» **PROBLEM TO SOLVE**:
Every line of the material that follows must be printed again exactly.

* Start *

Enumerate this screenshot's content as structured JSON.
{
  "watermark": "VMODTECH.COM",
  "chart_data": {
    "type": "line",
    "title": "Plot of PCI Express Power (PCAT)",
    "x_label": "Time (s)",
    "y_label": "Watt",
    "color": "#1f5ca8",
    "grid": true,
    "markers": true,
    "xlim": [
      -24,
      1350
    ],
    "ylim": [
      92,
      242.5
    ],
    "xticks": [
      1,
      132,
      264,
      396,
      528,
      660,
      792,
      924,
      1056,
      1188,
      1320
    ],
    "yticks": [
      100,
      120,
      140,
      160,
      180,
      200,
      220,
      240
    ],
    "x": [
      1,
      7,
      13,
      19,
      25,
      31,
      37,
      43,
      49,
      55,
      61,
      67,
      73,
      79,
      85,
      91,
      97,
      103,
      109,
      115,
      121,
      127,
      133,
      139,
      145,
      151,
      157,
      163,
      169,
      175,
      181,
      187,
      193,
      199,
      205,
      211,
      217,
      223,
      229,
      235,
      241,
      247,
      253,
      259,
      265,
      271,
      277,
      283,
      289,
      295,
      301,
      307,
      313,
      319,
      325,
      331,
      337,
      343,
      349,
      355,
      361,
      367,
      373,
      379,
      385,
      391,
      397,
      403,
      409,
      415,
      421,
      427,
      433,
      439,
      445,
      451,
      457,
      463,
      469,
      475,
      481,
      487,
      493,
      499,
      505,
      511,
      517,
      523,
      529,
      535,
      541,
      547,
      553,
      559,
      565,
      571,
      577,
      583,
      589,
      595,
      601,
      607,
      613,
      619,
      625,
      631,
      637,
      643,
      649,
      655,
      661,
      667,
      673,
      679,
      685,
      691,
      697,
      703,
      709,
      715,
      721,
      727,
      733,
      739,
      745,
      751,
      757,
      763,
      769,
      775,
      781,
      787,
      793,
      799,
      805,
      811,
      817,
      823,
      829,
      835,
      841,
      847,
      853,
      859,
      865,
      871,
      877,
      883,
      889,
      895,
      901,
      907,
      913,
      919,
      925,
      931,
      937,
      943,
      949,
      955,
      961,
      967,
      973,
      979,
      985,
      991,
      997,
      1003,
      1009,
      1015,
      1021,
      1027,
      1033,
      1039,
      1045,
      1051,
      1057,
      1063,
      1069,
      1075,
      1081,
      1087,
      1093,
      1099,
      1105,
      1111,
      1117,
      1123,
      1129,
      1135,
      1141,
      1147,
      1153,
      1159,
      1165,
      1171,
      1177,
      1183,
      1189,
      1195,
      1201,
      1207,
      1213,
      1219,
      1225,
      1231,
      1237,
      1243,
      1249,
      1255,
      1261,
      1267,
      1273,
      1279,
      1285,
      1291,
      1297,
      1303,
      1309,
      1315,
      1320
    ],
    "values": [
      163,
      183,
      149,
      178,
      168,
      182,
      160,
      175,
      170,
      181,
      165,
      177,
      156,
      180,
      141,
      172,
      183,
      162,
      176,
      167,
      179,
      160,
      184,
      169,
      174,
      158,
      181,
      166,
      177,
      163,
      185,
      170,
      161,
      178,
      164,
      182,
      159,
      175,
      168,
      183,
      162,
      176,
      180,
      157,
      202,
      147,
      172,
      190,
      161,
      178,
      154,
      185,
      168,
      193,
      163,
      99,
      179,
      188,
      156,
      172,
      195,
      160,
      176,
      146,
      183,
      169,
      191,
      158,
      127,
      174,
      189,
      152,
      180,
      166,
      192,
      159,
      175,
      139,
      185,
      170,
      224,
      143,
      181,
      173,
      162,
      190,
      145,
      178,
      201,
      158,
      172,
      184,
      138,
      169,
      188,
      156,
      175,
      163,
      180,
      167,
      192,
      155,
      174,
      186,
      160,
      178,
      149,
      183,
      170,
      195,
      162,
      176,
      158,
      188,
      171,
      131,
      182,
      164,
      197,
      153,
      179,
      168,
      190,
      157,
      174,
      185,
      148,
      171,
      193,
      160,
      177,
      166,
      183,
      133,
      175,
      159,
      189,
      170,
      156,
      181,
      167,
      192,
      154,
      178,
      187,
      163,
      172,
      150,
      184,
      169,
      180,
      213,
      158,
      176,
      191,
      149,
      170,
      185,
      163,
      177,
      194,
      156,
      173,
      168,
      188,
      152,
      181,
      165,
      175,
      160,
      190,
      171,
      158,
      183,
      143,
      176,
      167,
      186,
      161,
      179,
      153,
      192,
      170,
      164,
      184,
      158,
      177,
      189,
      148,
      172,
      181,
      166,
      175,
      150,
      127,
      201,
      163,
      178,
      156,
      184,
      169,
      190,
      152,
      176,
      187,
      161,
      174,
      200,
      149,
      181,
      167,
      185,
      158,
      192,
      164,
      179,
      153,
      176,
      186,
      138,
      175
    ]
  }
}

* End *

» **ANSWER FOR THE TASK**:
Enumerate this screenshot's content as structured JSON.
{
  "watermark": "VMODTECH.COM",
  "chart_data": {
    "type": "line",
    "title": "Plot of PCI Express Power (PCAT)",
    "x_label": "Time (s)",
    "y_label": "Watt",
    "color": "#1f5ca8",
    "grid": true,
    "markers": true,
    "xlim": [
      -24,
      1350
    ],
    "ylim": [
      92,
      242.5
    ],
    "xticks": [
      1,
      132,
      264,
      396,
      528,
      660,
      792,
      924,
      1056,
      1188,
      1320
    ],
    "yticks": [
      100,
      120,
      140,
      160,
      180,
      200,
      220,
      240
    ],
    "x": [
      1,
      7,
      13,
      19,
      25,
      31,
      37,
      43,
      49,
      55,
      61,
      67,
      73,
      79,
      85,
      91,
      97,
      103,
      109,
      115,
      121,
      127,
      133,
      139,
      145,
      151,
      157,
      163,
      169,
      175,
      181,
      187,
      193,
      199,
      205,
      211,
      217,
      223,
      229,
      235,
      241,
      247,
      253,
      259,
      265,
      271,
      277,
      283,
      289,
      295,
      301,
      307,
      313,
      319,
      325,
      331,
      337,
      343,
      349,
      355,
      361,
      367,
      373,
      379,
      385,
      391,
      397,
      403,
      409,
      415,
      421,
      427,
      433,
      439,
      445,
      451,
      457,
      463,
      469,
      475,
      481,
      487,
      493,
      499,
      505,
      511,
      517,
      523,
      529,
      535,
      541,
      547,
      553,
      559,
      565,
      571,
      577,
      583,
      589,
      595,
      601,
      607,
      613,
      619,
      625,
      631,
      637,
      643,
      649,
      655,
      661,
      667,
      673,
      679,
      685,
      691,
      697,
      703,
      709,
      715,
      721,
      727,
      733,
      739,
      745,
      751,
      757,
      763,
      769,
      775,
      781,
      787,
      793,
      799,
      805,
      811,
      817,
      823,
      829,
      835,
      841,
      847,
      853,
      859,
      865,
      871,
      877,
      883,
      889,
      895,
      901,
      907,
      913,
      919,
      925,
      931,
      937,
      943,
      949,
      955,
      961,
      967,
      973,
      979,
      985,
      991,
      997,
      1003,
      1009,
      1015,
      1021,
      1027,
      1033,
      1039,
      1045,
      1051,
      1057,
      1063,
      1069,
      1075,
      1081,
      1087,
      1093,
      1099,
      1105,
      1111,
      1117,
      1123,
      1129,
      1135,
      1141,
      1147,
      1153,
      1159,
      1165,
      1171,
      1177,
      1183,
      1189,
      1195,
      1201,
      1207,
      1213,
      1219,
      1225,
      1231,
      1237,
      1243,
      1249,
      1255,
      1261,
      1267,
      1273,
      1279,
      1285,
      1291,
      1297,
      1303,
      1309,
      1315,
      1320
    ],
    "values": [
      163,
      183,
      149,
      178,
      168,
      182,
      160,
      175,
      170,
      181,
      165,
      177,
      156,
      180,
      141,
      172,
      183,
      162,
      176,
      167,
      179,
      160,
      184,
      169,
      174,
      158,
      181,
      166,
      177,
      163,
      185,
      170,
      161,
      178,
      164,
      182,
      159,
      175,
      168,
      183,
      162,
      176,
      180,
      157,
      202,
      147,
      172,
      190,
      161,
      178,
      154,
      185,
      168,
      193,
      163,
      99,
      179,
      188,
      156,
      172,
      195,
      160,
      176,
      146,
      183,
      169,
      191,
      158,
      127,
      174,
      189,
      152,
      180,
      166,
      192,
      159,
      175,
      139,
      185,
      170,
      224,
      143,
      181,
      173,
      162,
      190,
      145,
      178,
      201,
      158,
      172,
      184,
      138,
      169,
      188,
      156,
      175,
      163,
      180,
      167,
      192,
      155,
      174,
      186,
      160,
      178,
      149,
      183,
      170,
      195,
      162,
      176,
      158,
      188,
      171,
      131,
      182,
      164,
      197,
      153,
      179,
      168,
      190,
      157,
      174,
      185,
      148,
      171,
      193,
      160,
      177,
      166,
      183,
      133,
      175,
      159,
      189,
      170,
      156,
      181,
      167,
      192,
      154,
      178,
      187,
      163,
      172,
      150,
      184,
      169,
      180,
      213,
      158,
      176,
      191,
      149,
      170,
      185,
      163,
      177,
      194,
      156,
      173,
      168,
      188,
      152,
      181,
      165,
      175,
      160,
      190,
      171,
      158,
      183,
      143,
      176,
      167,
      186,
      161,
      179,
      153,
      192,
      170,
      164,
      184,
      158,
      177,
      189,
      148,
      172,
      181,
      166,
      175,
      150,
      127,
      201,
      163,
      178,
      156,
      184,
      169,
      190,
      152,
      176,
      187,
      161,
      174,
      200,
      149,
      181,
      167,
      185,
      158,
      192,
      164,
      179,
      153,
      176,
      186,
      138,
      175
    ]
  }
}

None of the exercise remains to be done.